### Task prompt:
Return the material word for word. Do not include pictures.

Lines of data:
• • • • • • •
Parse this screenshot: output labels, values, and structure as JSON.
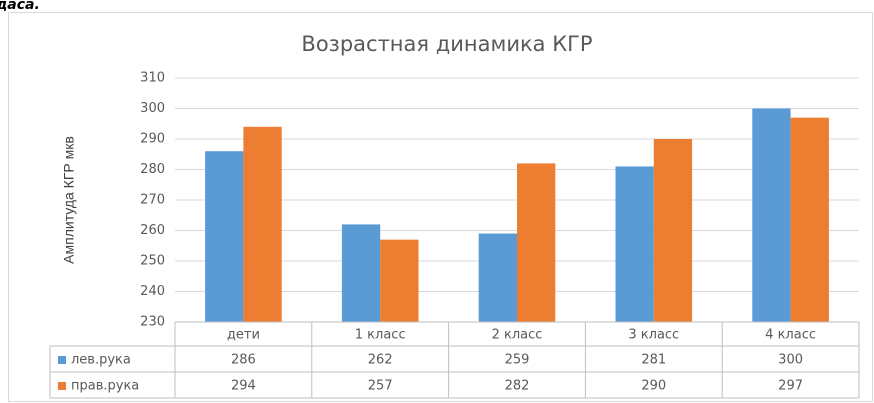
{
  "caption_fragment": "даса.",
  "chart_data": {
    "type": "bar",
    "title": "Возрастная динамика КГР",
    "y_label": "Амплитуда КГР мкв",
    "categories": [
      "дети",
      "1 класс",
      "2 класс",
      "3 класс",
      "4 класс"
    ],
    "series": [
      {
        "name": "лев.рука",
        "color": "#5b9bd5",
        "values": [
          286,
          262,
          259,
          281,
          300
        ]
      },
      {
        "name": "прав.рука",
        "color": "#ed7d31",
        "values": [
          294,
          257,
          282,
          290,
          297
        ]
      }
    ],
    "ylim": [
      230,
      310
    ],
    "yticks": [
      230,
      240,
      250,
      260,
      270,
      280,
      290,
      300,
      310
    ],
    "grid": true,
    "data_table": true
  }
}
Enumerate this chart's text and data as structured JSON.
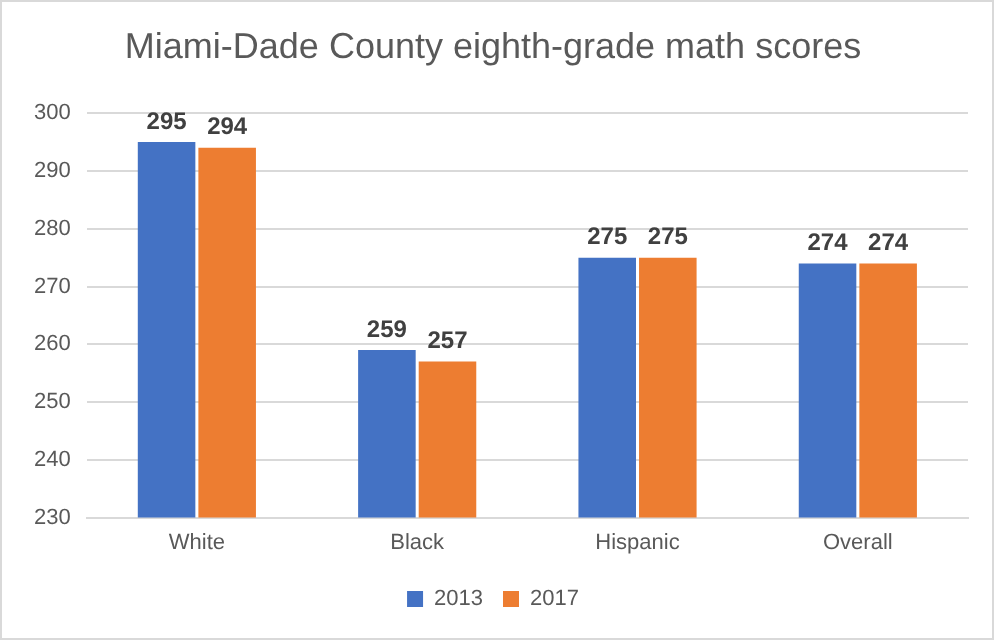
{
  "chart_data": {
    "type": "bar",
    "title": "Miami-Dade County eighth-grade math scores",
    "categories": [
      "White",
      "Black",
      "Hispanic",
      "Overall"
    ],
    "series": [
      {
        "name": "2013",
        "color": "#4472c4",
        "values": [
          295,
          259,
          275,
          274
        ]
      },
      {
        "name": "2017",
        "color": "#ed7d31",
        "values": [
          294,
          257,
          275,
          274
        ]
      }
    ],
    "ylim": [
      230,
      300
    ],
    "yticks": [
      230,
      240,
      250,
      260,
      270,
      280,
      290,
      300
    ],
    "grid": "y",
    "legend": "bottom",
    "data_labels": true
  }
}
• • • • • • •
### Worked solution:
Parse this screenshot: output labels, values, and structure as JSON.
{
  "caption_fragment": "даса.",
  "chart_data": {
    "type": "bar",
    "title": "Возрастная динамика КГР",
    "y_label": "Амплитуда КГР мкв",
    "categories": [
      "дети",
      "1 класс",
      "2 класс",
      "3 класс",
      "4 класс"
    ],
    "series": [
      {
        "name": "лев.рука",
        "color": "#5b9bd5",
        "values": [
          286,
          262,
          259,
          281,
          300
        ]
      },
      {
        "name": "прав.рука",
        "color": "#ed7d31",
        "values": [
          294,
          257,
          282,
          290,
          297
        ]
      }
    ],
    "ylim": [
      230,
      310
    ],
    "yticks": [
      230,
      240,
      250,
      260,
      270,
      280,
      290,
      300,
      310
    ],
    "grid": true,
    "data_table": true
  }
}
Enumerate this chart's text and data as structured JSON.
{
  "chart_data": {
    "type": "bar",
    "title": "Miami-Dade County eighth-grade math scores",
    "categories": [
      "White",
      "Black",
      "Hispanic",
      "Overall"
    ],
    "series": [
      {
        "name": "2013",
        "color": "#4472c4",
        "values": [
          295,
          259,
          275,
          274
        ]
      },
      {
        "name": "2017",
        "color": "#ed7d31",
        "values": [
          294,
          257,
          275,
          274
        ]
      }
    ],
    "ylim": [
      230,
      300
    ],
    "yticks": [
      230,
      240,
      250,
      260,
      270,
      280,
      290,
      300
    ],
    "grid": "y",
    "legend": "bottom",
    "data_labels": true
  }
}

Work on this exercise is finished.